** start Supplied material **

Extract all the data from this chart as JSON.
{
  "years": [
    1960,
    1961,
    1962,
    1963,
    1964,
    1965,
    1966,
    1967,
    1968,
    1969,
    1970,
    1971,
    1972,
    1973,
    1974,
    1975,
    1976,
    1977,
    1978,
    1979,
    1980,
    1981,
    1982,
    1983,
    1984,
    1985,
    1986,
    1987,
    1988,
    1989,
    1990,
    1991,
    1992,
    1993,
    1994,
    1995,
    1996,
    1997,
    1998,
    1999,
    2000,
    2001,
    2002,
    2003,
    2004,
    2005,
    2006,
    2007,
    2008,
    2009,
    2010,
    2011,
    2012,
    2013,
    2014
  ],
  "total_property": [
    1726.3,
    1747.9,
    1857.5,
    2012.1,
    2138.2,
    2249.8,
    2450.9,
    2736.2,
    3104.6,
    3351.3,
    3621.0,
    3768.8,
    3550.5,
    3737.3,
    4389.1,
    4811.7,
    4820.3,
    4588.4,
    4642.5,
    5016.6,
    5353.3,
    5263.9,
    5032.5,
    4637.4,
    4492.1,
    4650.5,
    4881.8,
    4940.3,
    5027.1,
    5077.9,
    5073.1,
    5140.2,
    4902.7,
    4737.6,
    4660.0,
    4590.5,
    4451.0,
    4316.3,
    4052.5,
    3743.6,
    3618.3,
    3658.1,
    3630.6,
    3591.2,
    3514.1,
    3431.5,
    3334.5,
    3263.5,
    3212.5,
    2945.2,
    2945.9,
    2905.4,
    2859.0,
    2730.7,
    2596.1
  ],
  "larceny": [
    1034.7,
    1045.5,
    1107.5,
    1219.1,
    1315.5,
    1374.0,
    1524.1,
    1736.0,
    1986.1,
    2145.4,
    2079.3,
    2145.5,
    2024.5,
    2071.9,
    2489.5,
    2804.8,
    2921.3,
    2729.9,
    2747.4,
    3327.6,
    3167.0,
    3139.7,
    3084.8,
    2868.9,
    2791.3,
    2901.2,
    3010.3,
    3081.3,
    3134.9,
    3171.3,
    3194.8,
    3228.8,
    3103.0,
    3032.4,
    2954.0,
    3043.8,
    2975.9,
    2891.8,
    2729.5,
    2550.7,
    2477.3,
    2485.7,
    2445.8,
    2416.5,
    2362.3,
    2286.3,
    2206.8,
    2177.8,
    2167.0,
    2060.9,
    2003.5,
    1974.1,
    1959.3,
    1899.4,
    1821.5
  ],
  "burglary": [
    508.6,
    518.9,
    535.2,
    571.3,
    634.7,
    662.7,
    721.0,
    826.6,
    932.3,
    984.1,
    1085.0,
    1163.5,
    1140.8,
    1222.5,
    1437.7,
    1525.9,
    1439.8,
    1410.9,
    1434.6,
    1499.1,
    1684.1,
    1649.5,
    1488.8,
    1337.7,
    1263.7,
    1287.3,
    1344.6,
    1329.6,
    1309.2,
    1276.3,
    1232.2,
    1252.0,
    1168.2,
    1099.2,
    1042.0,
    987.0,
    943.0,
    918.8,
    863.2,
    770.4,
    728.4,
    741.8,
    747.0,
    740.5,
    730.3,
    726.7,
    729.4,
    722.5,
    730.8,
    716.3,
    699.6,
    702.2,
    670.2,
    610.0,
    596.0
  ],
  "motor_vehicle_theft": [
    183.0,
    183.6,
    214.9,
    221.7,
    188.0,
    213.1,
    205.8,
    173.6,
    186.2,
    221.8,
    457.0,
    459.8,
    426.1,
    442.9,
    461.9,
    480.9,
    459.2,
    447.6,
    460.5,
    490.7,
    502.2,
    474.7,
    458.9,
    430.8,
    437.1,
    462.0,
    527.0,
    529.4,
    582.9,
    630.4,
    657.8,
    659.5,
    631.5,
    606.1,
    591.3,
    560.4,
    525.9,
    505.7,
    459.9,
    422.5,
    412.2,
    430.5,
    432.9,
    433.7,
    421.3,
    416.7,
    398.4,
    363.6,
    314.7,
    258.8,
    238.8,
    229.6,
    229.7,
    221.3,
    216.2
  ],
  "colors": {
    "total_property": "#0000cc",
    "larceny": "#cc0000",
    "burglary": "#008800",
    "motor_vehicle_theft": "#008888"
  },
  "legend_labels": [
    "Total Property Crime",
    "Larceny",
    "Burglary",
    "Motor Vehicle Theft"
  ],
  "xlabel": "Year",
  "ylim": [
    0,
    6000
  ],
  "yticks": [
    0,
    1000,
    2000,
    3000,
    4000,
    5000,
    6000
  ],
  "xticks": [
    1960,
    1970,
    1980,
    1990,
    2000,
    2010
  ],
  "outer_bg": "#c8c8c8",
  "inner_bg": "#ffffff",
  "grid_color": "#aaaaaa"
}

** end Supplied material **

Reproduce the data shown above exactly.

Extract all the data from this chart as JSON.
{
  "years": [
    1960,
    1961,
    1962,
    1963,
    1964,
    1965,
    1966,
    1967,
    1968,
    1969,
    1970,
    1971,
    1972,
    1973,
    1974,
    1975,
    1976,
    1977,
    1978,
    1979,
    1980,
    1981,
    1982,
    1983,
    1984,
    1985,
    1986,
    1987,
    1988,
    1989,
    1990,
    1991,
    1992,
    1993,
    1994,
    1995,
    1996,
    1997,
    1998,
    1999,
    2000,
    2001,
    2002,
    2003,
    2004,
    2005,
    2006,
    2007,
    2008,
    2009,
    2010,
    2011,
    2012,
    2013,
    2014
  ],
  "total_property": [
    1726.3,
    1747.9,
    1857.5,
    2012.1,
    2138.2,
    2249.8,
    2450.9,
    2736.2,
    3104.6,
    3351.3,
    3621.0,
    3768.8,
    3550.5,
    3737.3,
    4389.1,
    4811.7,
    4820.3,
    4588.4,
    4642.5,
    5016.6,
    5353.3,
    5263.9,
    5032.5,
    4637.4,
    4492.1,
    4650.5,
    4881.8,
    4940.3,
    5027.1,
    5077.9,
    5073.1,
    5140.2,
    4902.7,
    4737.6,
    4660.0,
    4590.5,
    4451.0,
    4316.3,
    4052.5,
    3743.6,
    3618.3,
    3658.1,
    3630.6,
    3591.2,
    3514.1,
    3431.5,
    3334.5,
    3263.5,
    3212.5,
    2945.2,
    2945.9,
    2905.4,
    2859.0,
    2730.7,
    2596.1
  ],
  "larceny": [
    1034.7,
    1045.5,
    1107.5,
    1219.1,
    1315.5,
    1374.0,
    1524.1,
    1736.0,
    1986.1,
    2145.4,
    2079.3,
    2145.5,
    2024.5,
    2071.9,
    2489.5,
    2804.8,
    2921.3,
    2729.9,
    2747.4,
    3327.6,
    3167.0,
    3139.7,
    3084.8,
    2868.9,
    2791.3,
    2901.2,
    3010.3,
    3081.3,
    3134.9,
    3171.3,
    3194.8,
    3228.8,
    3103.0,
    3032.4,
    2954.0,
    3043.8,
    2975.9,
    2891.8,
    2729.5,
    2550.7,
    2477.3,
    2485.7,
    2445.8,
    2416.5,
    2362.3,
    2286.3,
    2206.8,
    2177.8,
    2167.0,
    2060.9,
    2003.5,
    1974.1,
    1959.3,
    1899.4,
    1821.5
  ],
  "burglary": [
    508.6,
    518.9,
    535.2,
    571.3,
    634.7,
    662.7,
    721.0,
    826.6,
    932.3,
    984.1,
    1085.0,
    1163.5,
    1140.8,
    1222.5,
    1437.7,
    1525.9,
    1439.8,
    1410.9,
    1434.6,
    1499.1,
    1684.1,
    1649.5,
    1488.8,
    1337.7,
    1263.7,
    1287.3,
    1344.6,
    1329.6,
    1309.2,
    1276.3,
    1232.2,
    1252.0,
    1168.2,
    1099.2,
    1042.0,
    987.0,
    943.0,
    918.8,
    863.2,
    770.4,
    728.4,
    741.8,
    747.0,
    740.5,
    730.3,
    726.7,
    729.4,
    722.5,
    730.8,
    716.3,
    699.6,
    702.2,
    670.2,
    610.0,
    596.0
  ],
  "motor_vehicle_theft": [
    183.0,
    183.6,
    214.9,
    221.7,
    188.0,
    213.1,
    205.8,
    173.6,
    186.2,
    221.8,
    457.0,
    459.8,
    426.1,
    442.9,
    461.9,
    480.9,
    459.2,
    447.6,
    460.5,
    490.7,
    502.2,
    474.7,
    458.9,
    430.8,
    437.1,
    462.0,
    527.0,
    529.4,
    582.9,
    630.4,
    657.8,
    659.5,
    631.5,
    606.1,
    591.3,
    560.4,
    525.9,
    505.7,
    459.9,
    422.5,
    412.2,
    430.5,
    432.9,
    433.7,
    421.3,
    416.7,
    398.4,
    363.6,
    314.7,
    258.8,
    238.8,
    229.6,
    229.7,
    221.3,
    216.2
  ],
  "colors": {
    "total_property": "#0000cc",
    "larceny": "#cc0000",
    "burglary": "#008800",
    "motor_vehicle_theft": "#008888"
  },
  "legend_labels": [
    "Total Property Crime",
    "Larceny",
    "Burglary",
    "Motor Vehicle Theft"
  ],
  "xlabel": "Year",
  "ylim": [
    0,
    6000
  ],
  "yticks": [
    0,
    1000,
    2000,
    3000,
    4000,
    5000,
    6000
  ],
  "xticks": [
    1960,
    1970,
    1980,
    1990,
    2000,
    2010
  ],
  "outer_bg": "#c8c8c8",
  "inner_bg": "#ffffff",
  "grid_color": "#aaaaaa"
}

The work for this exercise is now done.